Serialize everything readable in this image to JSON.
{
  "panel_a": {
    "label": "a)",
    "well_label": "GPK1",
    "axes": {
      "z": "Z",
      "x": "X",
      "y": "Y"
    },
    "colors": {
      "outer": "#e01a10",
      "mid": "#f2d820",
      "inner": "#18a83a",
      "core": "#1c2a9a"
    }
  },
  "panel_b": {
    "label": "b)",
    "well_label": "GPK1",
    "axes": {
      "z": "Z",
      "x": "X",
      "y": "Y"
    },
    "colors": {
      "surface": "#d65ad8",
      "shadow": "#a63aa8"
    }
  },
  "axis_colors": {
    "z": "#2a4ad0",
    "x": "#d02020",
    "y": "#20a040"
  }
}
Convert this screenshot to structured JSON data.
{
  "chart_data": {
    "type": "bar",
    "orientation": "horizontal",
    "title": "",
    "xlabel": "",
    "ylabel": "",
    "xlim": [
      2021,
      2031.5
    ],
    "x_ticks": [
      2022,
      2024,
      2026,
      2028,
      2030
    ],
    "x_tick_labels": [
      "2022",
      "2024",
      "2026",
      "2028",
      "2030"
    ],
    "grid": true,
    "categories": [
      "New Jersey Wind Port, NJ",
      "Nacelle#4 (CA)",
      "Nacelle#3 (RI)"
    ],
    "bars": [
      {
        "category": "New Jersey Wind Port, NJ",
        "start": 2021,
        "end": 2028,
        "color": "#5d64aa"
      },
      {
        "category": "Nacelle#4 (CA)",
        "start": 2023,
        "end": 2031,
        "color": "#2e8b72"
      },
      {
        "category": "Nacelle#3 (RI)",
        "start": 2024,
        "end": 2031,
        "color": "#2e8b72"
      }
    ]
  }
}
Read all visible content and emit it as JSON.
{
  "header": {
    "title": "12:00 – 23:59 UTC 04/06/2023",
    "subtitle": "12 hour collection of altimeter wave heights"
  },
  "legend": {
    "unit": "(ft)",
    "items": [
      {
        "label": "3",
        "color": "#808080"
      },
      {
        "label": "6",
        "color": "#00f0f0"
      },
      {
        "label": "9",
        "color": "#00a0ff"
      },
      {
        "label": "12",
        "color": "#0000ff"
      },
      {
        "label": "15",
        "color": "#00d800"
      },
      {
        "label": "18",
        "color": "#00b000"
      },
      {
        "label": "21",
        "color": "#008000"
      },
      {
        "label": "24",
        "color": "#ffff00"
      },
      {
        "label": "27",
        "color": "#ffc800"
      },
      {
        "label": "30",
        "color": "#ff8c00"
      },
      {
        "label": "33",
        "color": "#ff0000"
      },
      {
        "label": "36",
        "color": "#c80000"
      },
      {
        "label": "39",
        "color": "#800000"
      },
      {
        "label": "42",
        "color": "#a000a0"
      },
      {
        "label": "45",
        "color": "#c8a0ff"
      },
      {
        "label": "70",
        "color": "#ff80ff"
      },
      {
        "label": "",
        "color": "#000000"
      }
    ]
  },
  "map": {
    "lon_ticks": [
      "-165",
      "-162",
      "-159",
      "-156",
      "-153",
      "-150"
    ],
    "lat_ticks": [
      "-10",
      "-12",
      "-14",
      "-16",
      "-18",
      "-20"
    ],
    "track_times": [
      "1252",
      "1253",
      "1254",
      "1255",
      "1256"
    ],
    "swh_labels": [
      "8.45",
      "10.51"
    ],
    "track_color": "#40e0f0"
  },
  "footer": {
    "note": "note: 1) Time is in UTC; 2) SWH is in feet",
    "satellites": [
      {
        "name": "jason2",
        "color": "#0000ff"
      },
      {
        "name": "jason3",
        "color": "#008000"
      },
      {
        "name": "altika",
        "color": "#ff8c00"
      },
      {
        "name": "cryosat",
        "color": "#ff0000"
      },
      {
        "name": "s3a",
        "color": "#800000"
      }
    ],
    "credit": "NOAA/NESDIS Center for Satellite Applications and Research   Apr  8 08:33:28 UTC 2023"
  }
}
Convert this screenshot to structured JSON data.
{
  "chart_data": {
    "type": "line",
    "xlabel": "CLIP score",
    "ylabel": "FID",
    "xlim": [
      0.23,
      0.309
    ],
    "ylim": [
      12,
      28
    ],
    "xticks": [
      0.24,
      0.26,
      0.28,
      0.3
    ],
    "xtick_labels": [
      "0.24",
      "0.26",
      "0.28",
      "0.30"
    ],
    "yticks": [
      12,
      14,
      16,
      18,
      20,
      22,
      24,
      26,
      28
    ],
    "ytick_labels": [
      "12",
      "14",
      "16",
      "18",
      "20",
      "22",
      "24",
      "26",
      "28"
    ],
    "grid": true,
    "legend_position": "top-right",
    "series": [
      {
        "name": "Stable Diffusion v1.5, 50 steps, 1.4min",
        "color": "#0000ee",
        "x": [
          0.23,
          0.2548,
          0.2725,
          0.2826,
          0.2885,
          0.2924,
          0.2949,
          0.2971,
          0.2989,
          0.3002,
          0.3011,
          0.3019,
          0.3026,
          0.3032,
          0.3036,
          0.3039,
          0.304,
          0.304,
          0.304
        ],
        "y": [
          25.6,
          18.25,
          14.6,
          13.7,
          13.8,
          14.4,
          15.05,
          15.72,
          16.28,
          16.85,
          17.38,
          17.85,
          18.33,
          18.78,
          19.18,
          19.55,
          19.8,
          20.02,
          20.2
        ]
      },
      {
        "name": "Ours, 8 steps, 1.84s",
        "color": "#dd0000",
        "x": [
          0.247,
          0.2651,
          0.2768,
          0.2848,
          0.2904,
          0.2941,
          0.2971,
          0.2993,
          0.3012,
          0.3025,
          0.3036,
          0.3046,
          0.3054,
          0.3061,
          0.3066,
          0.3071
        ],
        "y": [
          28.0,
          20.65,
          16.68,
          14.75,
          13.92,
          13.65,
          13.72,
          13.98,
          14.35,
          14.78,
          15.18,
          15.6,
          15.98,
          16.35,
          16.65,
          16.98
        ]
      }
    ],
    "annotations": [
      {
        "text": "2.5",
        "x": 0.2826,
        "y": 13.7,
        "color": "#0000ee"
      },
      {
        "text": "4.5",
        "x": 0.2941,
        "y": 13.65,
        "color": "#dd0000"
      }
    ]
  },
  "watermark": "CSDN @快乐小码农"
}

Your instructions:
Find the string "Nacelle" in the records, then copy each line where it occurs.

Solution to this exercise:
      "Nacelle#4 (CA)",
      "Nacelle#3 (RI)"
        "category": "Nacelle#4 (CA)",
        "category": "Nacelle#3 (RI)",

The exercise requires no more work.